• **Problem details**
State how many lines in the records hold the word "that", giving the number and no other text.

Begin

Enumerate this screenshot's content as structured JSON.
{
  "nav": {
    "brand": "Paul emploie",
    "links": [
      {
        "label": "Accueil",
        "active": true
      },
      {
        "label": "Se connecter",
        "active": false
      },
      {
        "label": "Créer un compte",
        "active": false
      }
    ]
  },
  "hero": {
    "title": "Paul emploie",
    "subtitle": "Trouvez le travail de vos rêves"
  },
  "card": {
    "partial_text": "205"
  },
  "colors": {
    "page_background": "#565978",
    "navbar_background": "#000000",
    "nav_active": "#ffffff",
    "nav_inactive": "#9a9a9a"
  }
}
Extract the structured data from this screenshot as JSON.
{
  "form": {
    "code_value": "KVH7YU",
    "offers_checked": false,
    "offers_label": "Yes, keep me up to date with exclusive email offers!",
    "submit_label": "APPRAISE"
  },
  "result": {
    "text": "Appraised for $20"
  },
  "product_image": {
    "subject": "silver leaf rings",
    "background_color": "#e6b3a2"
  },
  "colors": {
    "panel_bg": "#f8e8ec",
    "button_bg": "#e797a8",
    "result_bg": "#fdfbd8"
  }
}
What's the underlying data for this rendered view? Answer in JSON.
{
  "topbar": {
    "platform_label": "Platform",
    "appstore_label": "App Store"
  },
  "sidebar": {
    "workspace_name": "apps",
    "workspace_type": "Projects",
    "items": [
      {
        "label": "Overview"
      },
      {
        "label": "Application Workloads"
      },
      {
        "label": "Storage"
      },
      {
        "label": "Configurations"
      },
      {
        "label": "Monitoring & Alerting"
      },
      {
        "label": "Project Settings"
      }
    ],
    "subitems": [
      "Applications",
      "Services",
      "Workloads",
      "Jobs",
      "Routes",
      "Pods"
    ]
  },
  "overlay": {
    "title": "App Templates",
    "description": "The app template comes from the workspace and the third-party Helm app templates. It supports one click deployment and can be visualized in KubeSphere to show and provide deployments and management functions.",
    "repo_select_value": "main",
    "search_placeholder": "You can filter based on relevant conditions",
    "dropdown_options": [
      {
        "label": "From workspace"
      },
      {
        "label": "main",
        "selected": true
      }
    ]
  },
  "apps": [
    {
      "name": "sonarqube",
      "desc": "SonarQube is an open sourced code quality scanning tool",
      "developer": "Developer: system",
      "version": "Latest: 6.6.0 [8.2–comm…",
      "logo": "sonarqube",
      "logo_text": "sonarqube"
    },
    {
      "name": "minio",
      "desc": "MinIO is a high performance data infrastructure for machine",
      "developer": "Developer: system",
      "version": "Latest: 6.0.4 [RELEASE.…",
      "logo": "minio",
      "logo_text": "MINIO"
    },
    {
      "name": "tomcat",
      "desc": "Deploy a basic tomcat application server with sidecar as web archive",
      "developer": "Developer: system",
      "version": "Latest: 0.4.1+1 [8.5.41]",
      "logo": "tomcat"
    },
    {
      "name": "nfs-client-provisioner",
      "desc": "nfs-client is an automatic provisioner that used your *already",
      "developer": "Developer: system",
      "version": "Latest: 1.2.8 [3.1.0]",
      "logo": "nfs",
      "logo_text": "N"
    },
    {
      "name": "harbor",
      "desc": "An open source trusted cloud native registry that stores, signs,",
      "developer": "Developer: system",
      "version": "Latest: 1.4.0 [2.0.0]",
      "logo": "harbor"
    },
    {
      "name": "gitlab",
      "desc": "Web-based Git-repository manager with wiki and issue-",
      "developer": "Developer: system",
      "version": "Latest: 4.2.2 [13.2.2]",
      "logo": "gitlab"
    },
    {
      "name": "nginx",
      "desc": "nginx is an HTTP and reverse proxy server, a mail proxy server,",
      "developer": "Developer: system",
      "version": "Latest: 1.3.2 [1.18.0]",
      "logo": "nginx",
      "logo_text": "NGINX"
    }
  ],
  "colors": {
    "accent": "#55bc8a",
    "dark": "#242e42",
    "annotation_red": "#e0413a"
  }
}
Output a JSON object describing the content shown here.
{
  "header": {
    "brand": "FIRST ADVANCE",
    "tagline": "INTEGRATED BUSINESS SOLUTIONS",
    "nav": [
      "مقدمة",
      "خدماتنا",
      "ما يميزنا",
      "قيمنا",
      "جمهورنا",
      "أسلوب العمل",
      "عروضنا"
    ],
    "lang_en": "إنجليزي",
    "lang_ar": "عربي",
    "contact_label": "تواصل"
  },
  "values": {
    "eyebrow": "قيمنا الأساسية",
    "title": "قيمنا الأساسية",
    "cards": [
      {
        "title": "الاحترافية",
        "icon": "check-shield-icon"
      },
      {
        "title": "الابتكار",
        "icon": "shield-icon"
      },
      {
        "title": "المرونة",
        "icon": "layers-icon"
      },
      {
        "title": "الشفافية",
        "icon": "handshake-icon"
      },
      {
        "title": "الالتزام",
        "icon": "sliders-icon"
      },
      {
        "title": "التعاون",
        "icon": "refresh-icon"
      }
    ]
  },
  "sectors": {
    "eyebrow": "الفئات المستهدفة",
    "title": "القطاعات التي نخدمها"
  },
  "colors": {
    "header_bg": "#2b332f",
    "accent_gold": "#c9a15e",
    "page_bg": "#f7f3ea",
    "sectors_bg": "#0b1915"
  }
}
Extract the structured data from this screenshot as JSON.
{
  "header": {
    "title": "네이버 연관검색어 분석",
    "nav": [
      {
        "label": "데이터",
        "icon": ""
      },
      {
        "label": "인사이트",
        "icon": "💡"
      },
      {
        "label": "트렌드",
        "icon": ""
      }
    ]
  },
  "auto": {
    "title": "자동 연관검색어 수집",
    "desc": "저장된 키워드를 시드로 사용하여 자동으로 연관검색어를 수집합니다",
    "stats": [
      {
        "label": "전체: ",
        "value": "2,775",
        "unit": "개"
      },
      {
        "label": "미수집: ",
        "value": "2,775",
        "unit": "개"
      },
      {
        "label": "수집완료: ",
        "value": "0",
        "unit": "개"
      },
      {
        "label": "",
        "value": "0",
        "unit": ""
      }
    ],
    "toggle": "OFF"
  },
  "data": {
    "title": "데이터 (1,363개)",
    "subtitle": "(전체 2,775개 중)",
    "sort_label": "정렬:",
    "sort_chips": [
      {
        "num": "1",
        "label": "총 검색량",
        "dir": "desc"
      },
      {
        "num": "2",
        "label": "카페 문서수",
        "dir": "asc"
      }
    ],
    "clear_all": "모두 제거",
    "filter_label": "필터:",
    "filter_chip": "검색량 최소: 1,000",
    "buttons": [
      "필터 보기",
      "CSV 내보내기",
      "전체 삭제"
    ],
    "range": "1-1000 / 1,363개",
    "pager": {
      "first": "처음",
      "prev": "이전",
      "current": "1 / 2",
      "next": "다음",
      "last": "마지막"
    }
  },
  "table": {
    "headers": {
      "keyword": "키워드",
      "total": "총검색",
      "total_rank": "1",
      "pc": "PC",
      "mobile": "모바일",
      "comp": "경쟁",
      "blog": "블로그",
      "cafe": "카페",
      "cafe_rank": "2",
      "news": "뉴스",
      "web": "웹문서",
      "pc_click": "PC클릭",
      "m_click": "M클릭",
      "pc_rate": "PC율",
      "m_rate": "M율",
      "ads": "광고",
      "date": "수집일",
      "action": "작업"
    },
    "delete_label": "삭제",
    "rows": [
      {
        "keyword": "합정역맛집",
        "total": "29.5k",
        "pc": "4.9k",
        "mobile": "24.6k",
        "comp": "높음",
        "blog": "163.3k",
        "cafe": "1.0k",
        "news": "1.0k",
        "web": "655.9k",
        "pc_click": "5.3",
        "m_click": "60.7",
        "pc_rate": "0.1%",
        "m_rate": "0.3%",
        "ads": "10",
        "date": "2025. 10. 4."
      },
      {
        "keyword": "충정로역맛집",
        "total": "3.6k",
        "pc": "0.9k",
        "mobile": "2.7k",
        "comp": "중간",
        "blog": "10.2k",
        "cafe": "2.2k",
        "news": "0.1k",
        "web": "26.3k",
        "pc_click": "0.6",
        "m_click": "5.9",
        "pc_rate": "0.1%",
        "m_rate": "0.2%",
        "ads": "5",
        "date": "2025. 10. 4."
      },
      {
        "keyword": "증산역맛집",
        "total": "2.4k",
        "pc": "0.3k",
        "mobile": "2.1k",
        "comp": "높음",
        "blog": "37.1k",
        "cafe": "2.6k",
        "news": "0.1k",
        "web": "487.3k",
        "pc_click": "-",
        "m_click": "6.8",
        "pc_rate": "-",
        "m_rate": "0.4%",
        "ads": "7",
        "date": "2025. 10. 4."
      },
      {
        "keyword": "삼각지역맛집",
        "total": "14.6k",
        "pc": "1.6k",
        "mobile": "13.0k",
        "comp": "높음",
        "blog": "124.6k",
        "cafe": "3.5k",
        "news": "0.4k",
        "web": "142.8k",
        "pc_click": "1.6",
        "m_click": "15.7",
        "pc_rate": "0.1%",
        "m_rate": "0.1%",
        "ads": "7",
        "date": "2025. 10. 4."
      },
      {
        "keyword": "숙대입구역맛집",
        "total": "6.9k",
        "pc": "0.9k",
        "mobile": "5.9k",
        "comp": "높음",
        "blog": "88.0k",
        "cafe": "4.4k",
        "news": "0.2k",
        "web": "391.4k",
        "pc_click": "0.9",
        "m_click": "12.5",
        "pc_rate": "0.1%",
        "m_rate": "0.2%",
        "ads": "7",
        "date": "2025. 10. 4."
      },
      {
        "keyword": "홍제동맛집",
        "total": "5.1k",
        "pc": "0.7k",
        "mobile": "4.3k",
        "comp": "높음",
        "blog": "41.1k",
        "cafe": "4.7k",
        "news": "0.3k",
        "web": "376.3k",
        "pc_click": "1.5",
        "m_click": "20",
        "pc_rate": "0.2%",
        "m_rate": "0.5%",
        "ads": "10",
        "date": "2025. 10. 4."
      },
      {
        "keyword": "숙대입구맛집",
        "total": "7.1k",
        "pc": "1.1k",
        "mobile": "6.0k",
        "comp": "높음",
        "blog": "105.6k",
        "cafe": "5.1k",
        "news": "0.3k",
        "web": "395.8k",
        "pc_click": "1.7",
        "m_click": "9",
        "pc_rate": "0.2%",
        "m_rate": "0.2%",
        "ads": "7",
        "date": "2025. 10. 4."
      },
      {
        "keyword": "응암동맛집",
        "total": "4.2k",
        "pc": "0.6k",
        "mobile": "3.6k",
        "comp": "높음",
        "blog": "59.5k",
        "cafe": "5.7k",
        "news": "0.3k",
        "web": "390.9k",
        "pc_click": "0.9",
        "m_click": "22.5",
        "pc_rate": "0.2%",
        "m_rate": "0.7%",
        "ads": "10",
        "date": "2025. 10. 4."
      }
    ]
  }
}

End

• **The answer**
2